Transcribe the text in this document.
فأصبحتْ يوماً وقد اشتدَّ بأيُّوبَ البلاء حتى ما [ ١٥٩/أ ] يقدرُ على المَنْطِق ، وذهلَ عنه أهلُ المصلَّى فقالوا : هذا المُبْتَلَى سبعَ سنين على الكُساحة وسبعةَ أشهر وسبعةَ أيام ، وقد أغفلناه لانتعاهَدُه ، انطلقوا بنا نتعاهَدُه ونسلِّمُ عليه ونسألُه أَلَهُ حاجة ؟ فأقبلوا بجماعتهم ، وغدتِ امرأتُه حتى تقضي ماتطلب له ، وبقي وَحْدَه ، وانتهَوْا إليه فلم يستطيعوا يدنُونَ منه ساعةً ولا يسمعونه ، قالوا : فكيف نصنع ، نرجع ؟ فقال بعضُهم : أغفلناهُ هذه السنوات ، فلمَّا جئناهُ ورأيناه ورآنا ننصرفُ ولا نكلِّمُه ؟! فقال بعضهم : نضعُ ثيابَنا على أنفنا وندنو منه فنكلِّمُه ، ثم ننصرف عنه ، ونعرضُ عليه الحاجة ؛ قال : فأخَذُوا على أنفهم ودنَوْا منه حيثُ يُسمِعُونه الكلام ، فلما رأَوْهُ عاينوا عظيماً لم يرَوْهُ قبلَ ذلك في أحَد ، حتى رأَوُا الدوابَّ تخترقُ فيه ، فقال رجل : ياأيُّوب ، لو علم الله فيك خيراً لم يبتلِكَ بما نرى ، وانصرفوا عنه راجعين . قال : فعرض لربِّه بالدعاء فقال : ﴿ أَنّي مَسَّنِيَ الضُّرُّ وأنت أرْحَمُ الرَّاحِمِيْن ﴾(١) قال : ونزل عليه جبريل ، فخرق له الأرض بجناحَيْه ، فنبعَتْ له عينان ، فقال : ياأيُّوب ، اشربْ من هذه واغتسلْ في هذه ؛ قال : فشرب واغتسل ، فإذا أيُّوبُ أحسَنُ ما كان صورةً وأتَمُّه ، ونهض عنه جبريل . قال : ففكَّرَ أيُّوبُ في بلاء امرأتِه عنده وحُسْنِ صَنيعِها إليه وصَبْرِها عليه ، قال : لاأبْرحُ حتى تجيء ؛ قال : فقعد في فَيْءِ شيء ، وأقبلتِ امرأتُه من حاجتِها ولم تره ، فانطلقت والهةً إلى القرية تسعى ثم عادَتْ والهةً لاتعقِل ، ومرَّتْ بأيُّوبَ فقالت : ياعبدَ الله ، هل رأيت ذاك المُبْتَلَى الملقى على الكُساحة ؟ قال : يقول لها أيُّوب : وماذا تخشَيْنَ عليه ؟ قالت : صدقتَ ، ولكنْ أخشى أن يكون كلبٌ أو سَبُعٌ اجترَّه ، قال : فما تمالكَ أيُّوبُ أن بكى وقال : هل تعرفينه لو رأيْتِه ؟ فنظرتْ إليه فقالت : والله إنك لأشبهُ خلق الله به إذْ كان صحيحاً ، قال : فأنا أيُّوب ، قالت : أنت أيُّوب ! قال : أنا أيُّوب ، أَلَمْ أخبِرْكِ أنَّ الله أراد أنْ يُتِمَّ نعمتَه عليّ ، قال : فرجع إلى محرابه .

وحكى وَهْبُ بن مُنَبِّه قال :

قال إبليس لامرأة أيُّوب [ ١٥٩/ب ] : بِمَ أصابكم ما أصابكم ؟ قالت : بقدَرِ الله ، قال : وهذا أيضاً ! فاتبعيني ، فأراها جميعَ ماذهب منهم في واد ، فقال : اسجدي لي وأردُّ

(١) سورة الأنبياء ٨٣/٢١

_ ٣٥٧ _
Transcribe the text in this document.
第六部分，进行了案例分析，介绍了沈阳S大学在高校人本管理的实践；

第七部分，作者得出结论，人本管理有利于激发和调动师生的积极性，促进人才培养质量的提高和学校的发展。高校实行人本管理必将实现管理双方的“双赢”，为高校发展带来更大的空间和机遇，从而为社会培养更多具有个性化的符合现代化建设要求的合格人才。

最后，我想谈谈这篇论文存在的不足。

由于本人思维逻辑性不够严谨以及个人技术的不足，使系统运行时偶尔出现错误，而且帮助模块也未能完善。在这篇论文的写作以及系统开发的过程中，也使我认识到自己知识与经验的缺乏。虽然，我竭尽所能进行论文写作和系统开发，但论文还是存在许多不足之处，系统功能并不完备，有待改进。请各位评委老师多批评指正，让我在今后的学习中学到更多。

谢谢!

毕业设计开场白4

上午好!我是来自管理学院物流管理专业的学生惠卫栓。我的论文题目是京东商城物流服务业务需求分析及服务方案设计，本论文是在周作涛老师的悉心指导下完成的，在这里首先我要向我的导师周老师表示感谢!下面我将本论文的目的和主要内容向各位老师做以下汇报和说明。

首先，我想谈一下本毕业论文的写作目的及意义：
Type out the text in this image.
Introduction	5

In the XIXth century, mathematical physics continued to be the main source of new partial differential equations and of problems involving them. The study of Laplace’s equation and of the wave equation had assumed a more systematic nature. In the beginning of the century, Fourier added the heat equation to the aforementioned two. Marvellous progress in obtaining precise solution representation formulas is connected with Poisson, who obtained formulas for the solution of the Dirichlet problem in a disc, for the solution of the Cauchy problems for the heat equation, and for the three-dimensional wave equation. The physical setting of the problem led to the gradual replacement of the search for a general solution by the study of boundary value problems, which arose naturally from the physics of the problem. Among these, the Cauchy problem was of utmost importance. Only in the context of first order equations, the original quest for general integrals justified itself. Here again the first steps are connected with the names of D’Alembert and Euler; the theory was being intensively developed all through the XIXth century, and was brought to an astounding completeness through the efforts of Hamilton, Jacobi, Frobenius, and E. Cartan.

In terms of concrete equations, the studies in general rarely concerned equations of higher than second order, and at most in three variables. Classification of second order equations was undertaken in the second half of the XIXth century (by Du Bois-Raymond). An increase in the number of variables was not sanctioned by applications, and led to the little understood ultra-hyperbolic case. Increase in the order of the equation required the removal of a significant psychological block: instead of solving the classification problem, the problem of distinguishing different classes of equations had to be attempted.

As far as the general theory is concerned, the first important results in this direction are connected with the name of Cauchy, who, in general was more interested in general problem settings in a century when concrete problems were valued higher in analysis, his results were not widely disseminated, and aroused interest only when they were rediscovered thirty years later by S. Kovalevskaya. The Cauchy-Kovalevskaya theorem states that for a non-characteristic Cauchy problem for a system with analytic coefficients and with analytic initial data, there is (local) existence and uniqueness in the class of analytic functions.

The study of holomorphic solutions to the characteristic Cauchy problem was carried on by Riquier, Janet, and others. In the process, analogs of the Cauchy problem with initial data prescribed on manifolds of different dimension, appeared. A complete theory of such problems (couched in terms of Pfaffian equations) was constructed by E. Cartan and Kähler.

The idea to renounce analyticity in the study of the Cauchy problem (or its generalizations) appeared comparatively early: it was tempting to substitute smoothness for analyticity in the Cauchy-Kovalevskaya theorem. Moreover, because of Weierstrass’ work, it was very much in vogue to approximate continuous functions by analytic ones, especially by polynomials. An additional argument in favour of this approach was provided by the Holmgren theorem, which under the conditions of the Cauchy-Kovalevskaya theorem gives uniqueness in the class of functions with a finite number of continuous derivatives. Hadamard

——————

What to work on: Extract the listing in its entirety, matching it exactly.

Result below:
Transcribe the text in this document.
فأصبحتْ يوماً وقد اشتدَّ بأيُّوبَ البلاء حتى ما [ ١٥٩/أ ] يقدرُ على المَنْطِق ، وذهلَ عنه أهلُ المصلَّى فقالوا : هذا المُبْتَلَى سبعَ سنين على الكُساحة وسبعةَ أشهر وسبعةَ أيام ، وقد أغفلناه لانتعاهَدُه ، انطلقوا بنا نتعاهَدُه ونسلِّمُ عليه ونسألُه أَلَهُ حاجة ؟ فأقبلوا بجماعتهم ، وغدتِ امرأتُه حتى تقضي ماتطلب له ، وبقي وَحْدَه ، وانتهَوْا إليه فلم يستطيعوا يدنُونَ منه ساعةً ولا يسمعونه ، قالوا : فكيف نصنع ، نرجع ؟ فقال بعضُهم : أغفلناهُ هذه السنوات ، فلمَّا جئناهُ ورأيناه ورآنا ننصرفُ ولا نكلِّمُه ؟! فقال بعضهم : نضعُ ثيابَنا على أنفنا وندنو منه فنكلِّمُه ، ثم ننصرف عنه ، ونعرضُ عليه الحاجة ؛ قال : فأخَذُوا على أنفهم ودنَوْا منه حيثُ يُسمِعُونه الكلام ، فلما رأَوْهُ عاينوا عظيماً لم يرَوْهُ قبلَ ذلك في أحَد ، حتى رأَوُا الدوابَّ تخترقُ فيه ، فقال رجل : ياأيُّوب ، لو علم الله فيك خيراً لم يبتلِكَ بما نرى ، وانصرفوا عنه راجعين . قال : فعرض لربِّه بالدعاء فقال : ﴿ أَنّي مَسَّنِيَ الضُّرُّ وأنت أرْحَمُ الرَّاحِمِيْن ﴾(١) قال : ونزل عليه جبريل ، فخرق له الأرض بجناحَيْه ، فنبعَتْ له عينان ، فقال : ياأيُّوب ، اشربْ من هذه واغتسلْ في هذه ؛ قال : فشرب واغتسل ، فإذا أيُّوبُ أحسَنُ ما كان صورةً وأتَمُّه ، ونهض عنه جبريل . قال : ففكَّرَ أيُّوبُ في بلاء امرأتِه عنده وحُسْنِ صَنيعِها إليه وصَبْرِها عليه ، قال : لاأبْرحُ حتى تجيء ؛ قال : فقعد في فَيْءِ شيء ، وأقبلتِ امرأتُه من حاجتِها ولم تره ، فانطلقت والهةً إلى القرية تسعى ثم عادَتْ والهةً لاتعقِل ، ومرَّتْ بأيُّوبَ فقالت : ياعبدَ الله ، هل رأيت ذاك المُبْتَلَى الملقى على الكُساحة ؟ قال : يقول لها أيُّوب : وماذا تخشَيْنَ عليه ؟ قالت : صدقتَ ، ولكنْ أخشى أن يكون كلبٌ أو سَبُعٌ اجترَّه ، قال : فما تمالكَ أيُّوبُ أن بكى وقال : هل تعرفينه لو رأيْتِه ؟ فنظرتْ إليه فقالت : والله إنك لأشبهُ خلق الله به إذْ كان صحيحاً ، قال : فأنا أيُّوب ، قالت : أنت أيُّوب ! قال : أنا أيُّوب ، أَلَمْ أخبِرْكِ أنَّ الله أراد أنْ يُتِمَّ نعمتَه عليّ ، قال : فرجع إلى محرابه .

وحكى وَهْبُ بن مُنَبِّه قال :

قال إبليس لامرأة أيُّوب [ ١٥٩/ب ] : بِمَ أصابكم ما أصابكم ؟ قالت : بقدَرِ الله ، قال : وهذا أيضاً ! فاتبعيني ، فأراها جميعَ ماذهب منهم في واد ، فقال : اسجدي لي وأردُّ

(١) سورة الأنبياء ٨٣/٢١

_ ٣٥٧ _
Transcribe the text in this document.
第六部分，进行了案例分析，介绍了沈阳S大学在高校人本管理的实践；

第七部分，作者得出结论，人本管理有利于激发和调动师生的积极性，促进人才培养质量的提高和学校的发展。高校实行人本管理必将实现管理双方的“双赢”，为高校发展带来更大的空间和机遇，从而为社会培养更多具有个性化的符合现代化建设要求的合格人才。

最后，我想谈谈这篇论文存在的不足。

由于本人思维逻辑性不够严谨以及个人技术的不足，使系统运行时偶尔出现错误，而且帮助模块也未能完善。在这篇论文的写作以及系统开发的过程中，也使我认识到自己知识与经验的缺乏。虽然，我竭尽所能进行论文写作和系统开发，但论文还是存在许多不足之处，系统功能并不完备，有待改进。请各位评委老师多批评指正，让我在今后的学习中学到更多。

谢谢!

毕业设计开场白4

上午好!我是来自管理学院物流管理专业的学生惠卫栓。我的论文题目是京东商城物流服务业务需求分析及服务方案设计，本论文是在周作涛老师的悉心指导下完成的，在这里首先我要向我的导师周老师表示感谢!下面我将本论文的目的和主要内容向各位老师做以下汇报和说明。

首先，我想谈一下本毕业论文的写作目的及意义：
Type out the text in this image.
Introduction	5

In the XIXth century, mathematical physics continued to be the main source of new partial differential equations and of problems involving them. The study of Laplace’s equation and of the wave equation had assumed a more systematic nature. In the beginning of the century, Fourier added the heat equation to the aforementioned two. Marvellous progress in obtaining precise solution representation formulas is connected with Poisson, who obtained formulas for the solution of the Dirichlet problem in a disc, for the solution of the Cauchy problems for the heat equation, and for the three-dimensional wave equation. The physical setting of the problem led to the gradual replacement of the search for a general solution by the study of boundary value problems, which arose naturally from the physics of the problem. Among these, the Cauchy problem was of utmost importance. Only in the context of first order equations, the original quest for general integrals justified itself. Here again the first steps are connected with the names of D’Alembert and Euler; the theory was being intensively developed all through the XIXth century, and was brought to an astounding completeness through the efforts of Hamilton, Jacobi, Frobenius, and E. Cartan.

In terms of concrete equations, the studies in general rarely concerned equations of higher than second order, and at most in three variables. Classification of second order equations was undertaken in the second half of the XIXth century (by Du Bois-Raymond). An increase in the number of variables was not sanctioned by applications, and led to the little understood ultra-hyperbolic case. Increase in the order of the equation required the removal of a significant psychological block: instead of solving the classification problem, the problem of distinguishing different classes of equations had to be attempted.

As far as the general theory is concerned, the first important results in this direction are connected with the name of Cauchy, who, in general was more interested in general problem settings in a century when concrete problems were valued higher in analysis, his results were not widely disseminated, and aroused interest only when they were rediscovered thirty years later by S. Kovalevskaya. The Cauchy-Kovalevskaya theorem states that for a non-characteristic Cauchy problem for a system with analytic coefficients and with analytic initial data, there is (local) existence and uniqueness in the class of analytic functions.

The study of holomorphic solutions to the characteristic Cauchy problem was carried on by Riquier, Janet, and others. In the process, analogs of the Cauchy problem with initial data prescribed on manifolds of different dimension, appeared. A complete theory of such problems (couched in terms of Pfaffian equations) was constructed by E. Cartan and Kähler.

The idea to renounce analyticity in the study of the Cauchy problem (or its generalizations) appeared comparatively early: it was tempting to substitute smoothness for analyticity in the Cauchy-Kovalevskaya theorem. Moreover, because of Weierstrass’ work, it was very much in vogue to approximate continuous functions by analytic ones, especially by polynomials. An additional argument in favour of this approach was provided by the Holmgren theorem, which under the conditions of the Cauchy-Kovalevskaya theorem gives uniqueness in the class of functions with a finite number of continuous derivatives. Hadamard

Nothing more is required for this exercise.